TRECHO DO DOCUMENTO:

▬▬▬▬▬▬▬▬▬▬

A Câmara dos Deputados aprovou, na segunda-feira, 2, o projeto de lei que autoriza a venda de medicamentos em supermercados de todo o país. O texto já havia sido aprovado pelo Senado Federal e agora seguiu para sanção, ou veto, do presidente Luiz Inácio Lula da Silva (PT).
A votação ocorreu de forma simbólica, sem registro nominal dos votos. A proposta estabelece que os supermercados poderão comercializar medicamentos, inclusive os de controle especial, desde que instalem farmácias completas em espaços exclusivos e fisicamente separados das demais áreas do estabelecimento. Também será obrigatória a presença de farmacêutico responsável durante todo o horário de funcionamento.
Os medicamentos não poderão ficar expostos em gôndolas comuns, caixas ou áreas abertas. A comercialização deverá ocorrer em ambiente segregado, com estrutura e funcionamento semelhantes aos das drogarias tradicionais.
Exigências sanitárias
De acordo com o texto aprovado, a farmácia poderá operar sob a mesma identidade fiscal do supermercado ou por meio de contrato com drogaria devidamente licenciada e registrada nos órgãos competentes. Em qualquer hipótese, deverá cumprir integralmente as normas sanitárias vigentes.
Entre as exigências previstas estão:
·Presença obrigatória de farmacêutico legalmente habilitado durante todo o período de funcionamento;
·Dimensionamento físico adequado e estrutura para consultório farmacêutico;
·Controle rigoroso de armazenamento, incluindo temperatura, ventilação, iluminação e umidade;
·Rastreabilidade dos medicamentos;
·Prestação de assistência e cuidados farmacêuticos.
O projeto também restringe expressamente a oferta de medicamentos em áreas abertas ou comunicáveis com o restante do supermercado, como bancadas, estandes ou gôndolas externas ao espaço da farmácia.
Medicamentos de controle especial
Nos casos de medicamentos sujeitos a controle especial, quando há retenção de receita médica, a entrega do produto ao consumidor só poderá ocorrer após o pagamento.
O texto determina ainda que esses medicamentos poderão ser transportados do balcão de atendimento até o local de pagamento em embalagem lacrada, inviolável e devidamente identificada.

▬▬▬▬▬▬▬▬▬▬

LISTAGEM:
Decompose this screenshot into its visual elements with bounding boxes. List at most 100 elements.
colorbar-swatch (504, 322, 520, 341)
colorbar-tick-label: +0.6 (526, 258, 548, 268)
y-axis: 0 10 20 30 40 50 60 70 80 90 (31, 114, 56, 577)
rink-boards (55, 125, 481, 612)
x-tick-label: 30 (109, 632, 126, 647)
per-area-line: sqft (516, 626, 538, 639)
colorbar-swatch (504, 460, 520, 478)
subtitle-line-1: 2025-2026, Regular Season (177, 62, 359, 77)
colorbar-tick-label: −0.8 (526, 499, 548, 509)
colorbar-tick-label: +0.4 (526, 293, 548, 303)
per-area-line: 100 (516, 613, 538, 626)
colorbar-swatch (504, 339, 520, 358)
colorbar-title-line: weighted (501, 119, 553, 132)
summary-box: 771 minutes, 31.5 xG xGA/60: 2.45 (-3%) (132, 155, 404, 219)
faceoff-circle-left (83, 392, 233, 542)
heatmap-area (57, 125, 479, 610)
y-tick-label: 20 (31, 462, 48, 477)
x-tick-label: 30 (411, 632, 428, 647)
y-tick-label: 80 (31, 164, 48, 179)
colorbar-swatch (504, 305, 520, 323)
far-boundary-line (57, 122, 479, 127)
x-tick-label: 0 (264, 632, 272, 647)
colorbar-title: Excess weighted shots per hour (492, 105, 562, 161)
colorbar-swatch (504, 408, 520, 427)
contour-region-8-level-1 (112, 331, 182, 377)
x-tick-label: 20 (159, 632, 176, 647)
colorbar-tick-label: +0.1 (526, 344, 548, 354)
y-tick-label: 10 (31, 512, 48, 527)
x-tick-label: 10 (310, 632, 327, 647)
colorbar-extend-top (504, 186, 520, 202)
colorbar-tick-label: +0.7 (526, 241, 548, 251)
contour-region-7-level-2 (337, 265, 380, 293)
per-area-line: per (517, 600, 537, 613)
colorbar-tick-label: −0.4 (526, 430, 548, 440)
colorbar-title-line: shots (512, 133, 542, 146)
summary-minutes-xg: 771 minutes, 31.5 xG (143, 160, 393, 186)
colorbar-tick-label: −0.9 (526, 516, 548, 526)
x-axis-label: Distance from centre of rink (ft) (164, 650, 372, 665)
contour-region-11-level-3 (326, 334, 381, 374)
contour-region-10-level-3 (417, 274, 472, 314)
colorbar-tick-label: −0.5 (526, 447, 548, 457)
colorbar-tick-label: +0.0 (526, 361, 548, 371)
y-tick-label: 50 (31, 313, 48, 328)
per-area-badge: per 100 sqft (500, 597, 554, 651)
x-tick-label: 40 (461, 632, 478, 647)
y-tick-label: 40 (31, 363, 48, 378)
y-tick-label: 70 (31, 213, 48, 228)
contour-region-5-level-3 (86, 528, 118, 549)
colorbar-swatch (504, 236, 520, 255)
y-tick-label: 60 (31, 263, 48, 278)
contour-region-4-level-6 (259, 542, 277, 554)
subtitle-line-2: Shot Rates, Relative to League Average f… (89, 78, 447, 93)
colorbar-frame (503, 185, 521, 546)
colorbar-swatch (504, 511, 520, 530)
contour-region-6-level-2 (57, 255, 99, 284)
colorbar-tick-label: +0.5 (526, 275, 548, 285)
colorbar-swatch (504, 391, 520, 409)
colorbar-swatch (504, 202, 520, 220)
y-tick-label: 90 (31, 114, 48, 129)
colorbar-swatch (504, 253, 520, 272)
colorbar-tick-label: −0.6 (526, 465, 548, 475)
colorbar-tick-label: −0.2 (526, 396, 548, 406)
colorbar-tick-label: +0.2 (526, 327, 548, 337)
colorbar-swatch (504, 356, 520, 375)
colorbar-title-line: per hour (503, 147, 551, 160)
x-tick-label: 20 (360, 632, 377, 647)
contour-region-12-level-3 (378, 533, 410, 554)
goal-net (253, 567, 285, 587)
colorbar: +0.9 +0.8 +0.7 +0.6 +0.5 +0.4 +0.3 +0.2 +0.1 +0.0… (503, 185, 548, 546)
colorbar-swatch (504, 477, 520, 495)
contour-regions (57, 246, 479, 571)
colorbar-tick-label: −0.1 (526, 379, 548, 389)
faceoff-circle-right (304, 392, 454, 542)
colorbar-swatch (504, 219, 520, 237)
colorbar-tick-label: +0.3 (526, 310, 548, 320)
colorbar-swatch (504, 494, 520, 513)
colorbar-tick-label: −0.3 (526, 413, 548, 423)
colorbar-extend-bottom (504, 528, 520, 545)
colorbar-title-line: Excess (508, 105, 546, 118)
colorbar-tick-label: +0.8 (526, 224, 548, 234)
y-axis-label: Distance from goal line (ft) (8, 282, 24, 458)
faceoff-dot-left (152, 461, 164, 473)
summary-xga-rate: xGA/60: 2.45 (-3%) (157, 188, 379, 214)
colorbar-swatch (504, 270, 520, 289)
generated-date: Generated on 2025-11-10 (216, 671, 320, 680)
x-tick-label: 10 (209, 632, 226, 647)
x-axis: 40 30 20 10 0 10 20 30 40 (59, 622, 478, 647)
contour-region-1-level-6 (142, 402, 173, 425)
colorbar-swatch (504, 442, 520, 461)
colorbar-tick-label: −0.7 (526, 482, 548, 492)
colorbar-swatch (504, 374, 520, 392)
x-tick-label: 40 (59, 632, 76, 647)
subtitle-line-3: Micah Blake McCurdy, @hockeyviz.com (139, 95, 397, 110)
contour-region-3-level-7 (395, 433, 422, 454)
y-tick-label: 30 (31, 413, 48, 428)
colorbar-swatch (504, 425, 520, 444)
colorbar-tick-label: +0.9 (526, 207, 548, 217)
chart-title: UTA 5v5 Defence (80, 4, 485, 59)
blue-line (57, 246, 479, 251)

▬▬▬▬▬▬▬▬▬▬

INSTRUÇÕES DO EXERCÍCIO:
1: Copie do texto sobre a venda de medicamentos em supermercados o trecho que vai de "A Câmara dos" até "horário de funcionamento.".
2: No texto sobre a venda de medicamentos em supermercados, de que forma ocorreu a votação na Câmara dos Deputados?
3: Retome o texto sobre a venda de medicamentos em supermercados a partir do ponto em que ele termina.

RESPOSTAS POR TAREFA:
1:
A Câmara dos Deputados aprovou, na segunda-feira, 2, o projeto de lei que autoriza a venda de medicamentos em supermercados de todo o país. O texto já havia sido aprovado pelo Senado Federal e agora seguiu para sanção, ou veto, do presidente Luiz Inácio Lula da Silva (PT).
A votação ocorreu de forma simbólica, sem registro nominal dos votos. A proposta estabelece que os supermercados poderão comercializar medicamentos, inclusive os de controle especial, desde que instalem farmácias completas em espaços exclusivos e fisicamente separados das demais áreas do estabelecimento. Também será obrigatória a presença de farmacêutico responsável durante todo o horário de funcionamento.

2: De forma simbólica, sem registro nominal dos votos.

3:
Comércio eletrônico
A proposta autoriza farmácias licenciadas a contratar canais digitais e plataformas de comércio eletrônico para fins de logística e entrega ao consumidor, desde que sejam integralmente respeitadas as normas sanitárias aplicáveis.
Histórico da proposta
A venda de medicamentos em supermercados já foi autorizada por breve período na década de 1990. À época, a medida acabou sendo barrada pelo Congresso Nacional e posteriormente considerada proibida pelo Judiciário.
Com a nova aprovação no Legislativo, o tema retorna ao Palácio do Planalto. Caso seja sancionada, a lei altera a dinâmica de concorrência no setor farmacêutico, permitindo que grandes redes de supermercados operem farmácias internas sob as mesmas regras aplicadas às drogarias tradicionais.
Posição da categoria
Em nota, o Conselho Federal de Farmácia avaliou que o texto aprovado reduz danos ao manter as exigências sanitárias previstas anteriormente no Senado. A entidade destacou que a instalação de farmácias em supermercados somente poderá ocorrer se forem “farmácias completas”, com espaço físico segregado, presença obrigatória de farmacêutico responsável técnico e fiscalização sanitária.
O conselho ressaltou ainda que o projeto não autoriza a venda de medicamentos em gôndolas ou caixas comuns de supermercado e que foram rejeitadas emendas que previam assistência farmacêutica remota em pequenos municípios, preservando a exigência de presença física do profissional.
Contraponto
Dias antes da votação, o Conselho Nacional de Saúde recomendou a rejeição da proposta. Em nota, o órgão argumentou que a liberação poderia priorizar interesses comerciais em detrimento do uso racional e seguro de medicamentos. Segundo o CNS, permitir a comercialização em supermercados pode estimular a automedicação e comprometer a segurança e o bem-estar da população.
O debate no plenário concentrou-se no equilíbrio entre ampliação do acesso, estímulo à concorrência e proteção à saúde pública. A decisão final agora depende da sanção presidencial.